Passage shown:

Count  was a Japanese bureaucrat, statesman and cabinet minister, active in Meiji- and Taishō-period Japan.

Biography
Yoshikawa was born in Yamakawa, Awa Province (currently Yoshinogawa, Tokushima) as the son of a local samurai. After the Meiji Restoration, he went to Tokyo and entered into service of the new Meiji government, rising to become head of the National Printing Bureau under the Ministry of Finance in 1872.

He was a close protégé of Yamagata Aritomo and at Yamagata's urging, served as Governor of Tokyo from July 1882 to June 1885. As Governor, Yoshikawa submitted a plan for the complete redevelopment of Tokyo based on the redevelopment of Paris under Napoleon III. Yoshikawa's plan called for a system of wide boulevards and canals radiating out from the Tokyo Imperial Palace. He also called for an expansion of the train system to a terminus in an expanded Tokyo Station. Although some elements of the “Yoshikawa Plan” were eventually implemented, most remained on paper due to completing plans raised by other politicians, notably Inoue Kaoru.

Yoshikawa then worked as Deputy Director of the Home Ministry from March 1886 to May 1890. When Yamagata became Prime Minister, Yoshikawa was appointed to his cabinet as Minister of Education, a post which he held from May 1890 to June 1891. Emperor Meiji expressed reservations over the appointment, but was convinced by Yamagata that the choice of the conservative Yoshikawa was suitable. During this period, he played an important role in writing the Imperial Rescript on Education, which articulated government policy on the guiding principles of education in the Empire of Japan, and which had to be memorized by all students.

Extracted data:
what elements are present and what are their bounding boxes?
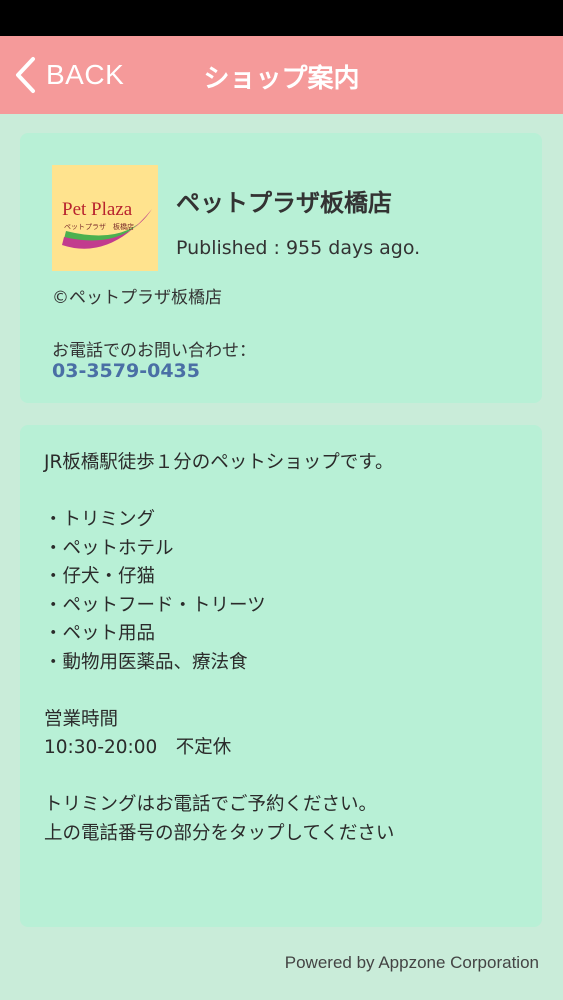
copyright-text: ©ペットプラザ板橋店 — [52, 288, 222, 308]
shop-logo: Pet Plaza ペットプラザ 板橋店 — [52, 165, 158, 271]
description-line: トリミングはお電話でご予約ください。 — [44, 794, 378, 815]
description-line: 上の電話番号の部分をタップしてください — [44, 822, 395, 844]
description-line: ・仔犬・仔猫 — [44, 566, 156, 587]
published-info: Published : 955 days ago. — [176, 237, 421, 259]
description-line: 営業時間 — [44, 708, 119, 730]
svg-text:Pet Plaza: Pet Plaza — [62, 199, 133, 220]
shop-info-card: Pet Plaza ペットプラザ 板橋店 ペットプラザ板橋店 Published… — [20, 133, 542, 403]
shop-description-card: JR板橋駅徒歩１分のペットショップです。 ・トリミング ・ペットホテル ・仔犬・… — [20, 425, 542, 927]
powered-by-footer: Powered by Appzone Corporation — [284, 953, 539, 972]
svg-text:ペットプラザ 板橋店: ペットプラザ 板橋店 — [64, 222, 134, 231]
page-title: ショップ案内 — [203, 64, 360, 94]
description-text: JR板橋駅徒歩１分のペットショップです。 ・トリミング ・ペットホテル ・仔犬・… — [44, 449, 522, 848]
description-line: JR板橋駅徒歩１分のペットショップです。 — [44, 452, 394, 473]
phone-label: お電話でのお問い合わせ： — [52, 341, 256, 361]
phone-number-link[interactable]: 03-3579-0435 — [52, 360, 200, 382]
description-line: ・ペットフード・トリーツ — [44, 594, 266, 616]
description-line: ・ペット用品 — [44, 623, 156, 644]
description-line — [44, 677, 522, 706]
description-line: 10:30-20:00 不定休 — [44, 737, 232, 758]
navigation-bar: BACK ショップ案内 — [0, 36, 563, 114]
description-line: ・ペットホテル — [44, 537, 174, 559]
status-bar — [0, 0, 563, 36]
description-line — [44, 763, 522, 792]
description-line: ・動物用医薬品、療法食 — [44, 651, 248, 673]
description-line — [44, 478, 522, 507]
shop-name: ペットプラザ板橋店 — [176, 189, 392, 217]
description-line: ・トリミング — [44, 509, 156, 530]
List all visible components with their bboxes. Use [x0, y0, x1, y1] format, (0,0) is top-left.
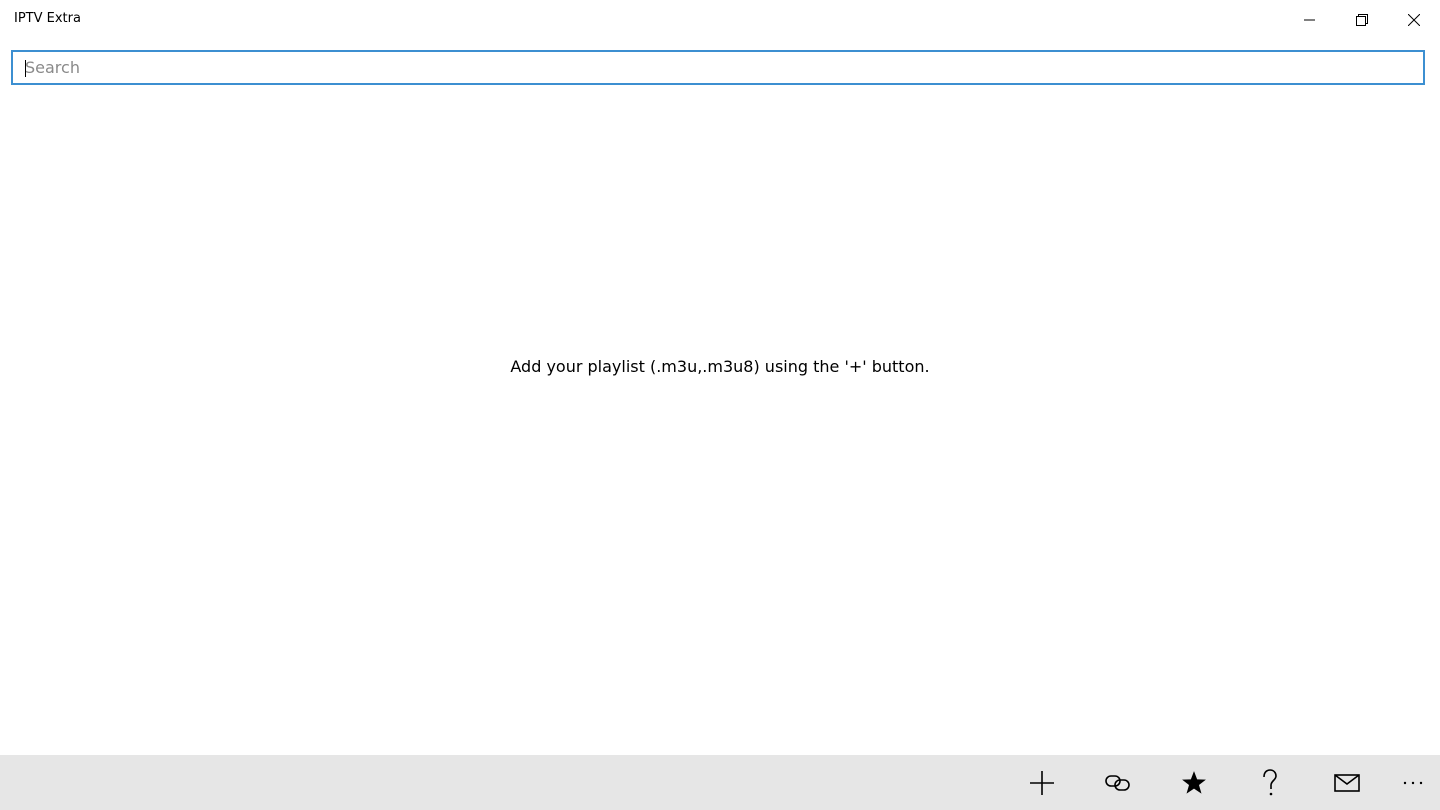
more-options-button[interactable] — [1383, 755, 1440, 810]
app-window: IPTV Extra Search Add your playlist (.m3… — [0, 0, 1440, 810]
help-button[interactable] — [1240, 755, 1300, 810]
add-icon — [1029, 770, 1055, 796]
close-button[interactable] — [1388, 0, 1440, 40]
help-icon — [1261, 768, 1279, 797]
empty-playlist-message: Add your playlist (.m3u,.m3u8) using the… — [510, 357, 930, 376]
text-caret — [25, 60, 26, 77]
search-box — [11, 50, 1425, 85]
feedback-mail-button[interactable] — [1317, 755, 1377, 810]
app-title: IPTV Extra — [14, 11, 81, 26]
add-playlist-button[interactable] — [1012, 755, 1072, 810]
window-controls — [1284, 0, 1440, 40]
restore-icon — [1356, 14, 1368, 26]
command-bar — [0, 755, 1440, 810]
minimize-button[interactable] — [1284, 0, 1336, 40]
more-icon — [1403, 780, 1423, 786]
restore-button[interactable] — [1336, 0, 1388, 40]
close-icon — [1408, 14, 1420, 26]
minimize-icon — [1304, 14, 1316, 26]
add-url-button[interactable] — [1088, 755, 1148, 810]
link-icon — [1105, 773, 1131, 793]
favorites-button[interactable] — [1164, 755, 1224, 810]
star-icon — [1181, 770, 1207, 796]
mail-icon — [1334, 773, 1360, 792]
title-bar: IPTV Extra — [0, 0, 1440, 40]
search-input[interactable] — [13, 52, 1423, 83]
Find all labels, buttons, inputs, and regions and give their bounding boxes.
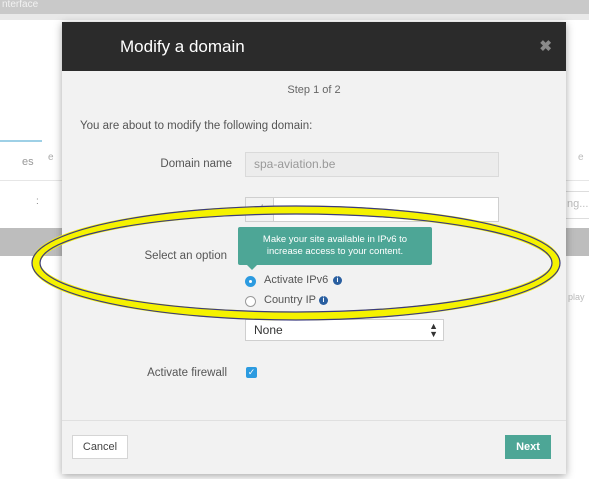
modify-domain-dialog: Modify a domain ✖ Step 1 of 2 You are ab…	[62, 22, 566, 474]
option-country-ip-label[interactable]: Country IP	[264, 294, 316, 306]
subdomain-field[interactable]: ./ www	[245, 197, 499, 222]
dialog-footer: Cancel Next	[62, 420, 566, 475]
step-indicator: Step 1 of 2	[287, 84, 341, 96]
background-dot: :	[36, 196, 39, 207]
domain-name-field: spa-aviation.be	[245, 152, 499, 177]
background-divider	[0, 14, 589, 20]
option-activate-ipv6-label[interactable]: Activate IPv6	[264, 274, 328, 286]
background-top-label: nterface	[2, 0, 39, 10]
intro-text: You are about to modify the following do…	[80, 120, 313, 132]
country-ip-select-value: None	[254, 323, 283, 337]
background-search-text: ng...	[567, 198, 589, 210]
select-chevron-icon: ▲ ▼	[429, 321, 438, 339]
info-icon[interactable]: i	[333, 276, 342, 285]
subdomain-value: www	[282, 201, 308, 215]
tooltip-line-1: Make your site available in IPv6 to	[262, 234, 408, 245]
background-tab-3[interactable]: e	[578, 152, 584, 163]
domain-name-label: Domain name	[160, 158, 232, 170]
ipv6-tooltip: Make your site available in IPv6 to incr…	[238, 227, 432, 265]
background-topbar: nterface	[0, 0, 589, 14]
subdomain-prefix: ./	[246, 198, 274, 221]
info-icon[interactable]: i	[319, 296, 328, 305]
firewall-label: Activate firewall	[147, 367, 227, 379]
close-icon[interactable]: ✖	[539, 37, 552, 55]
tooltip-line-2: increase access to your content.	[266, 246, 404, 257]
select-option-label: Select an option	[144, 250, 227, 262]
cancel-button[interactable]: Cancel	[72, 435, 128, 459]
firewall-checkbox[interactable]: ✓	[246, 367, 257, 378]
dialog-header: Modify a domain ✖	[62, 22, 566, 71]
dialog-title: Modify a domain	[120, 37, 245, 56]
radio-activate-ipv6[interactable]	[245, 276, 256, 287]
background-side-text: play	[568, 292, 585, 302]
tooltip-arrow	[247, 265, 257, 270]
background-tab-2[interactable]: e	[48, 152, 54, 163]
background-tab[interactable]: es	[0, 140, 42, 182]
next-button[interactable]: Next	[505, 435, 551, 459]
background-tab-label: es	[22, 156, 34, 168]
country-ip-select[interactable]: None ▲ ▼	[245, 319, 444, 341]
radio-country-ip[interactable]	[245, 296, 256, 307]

What the exercise asks: Reproduce word for word the stretch of the Yoshikawa biography from "He was a close" through "notably Inoue Kaoru.". The entries were taken from a separate source.

Expected output:
He was a close protégé of Yamagata Aritomo and at Yamagata's urging, served as Governor of Tokyo from July 1882 to June 1885. As Governor, Yoshikawa submitted a plan for the complete redevelopment of Tokyo based on the redevelopment of Paris under Napoleon III. Yoshikawa's plan called for a system of wide boulevards and canals radiating out from the Tokyo Imperial Palace. He also called for an expansion of the train system to a terminus in an expanded Tokyo Station. Although some elements of the “Yoshikawa Plan” were eventually implemented, most remained on paper due to completing plans raised by other politicians, notably Inoue Kaoru.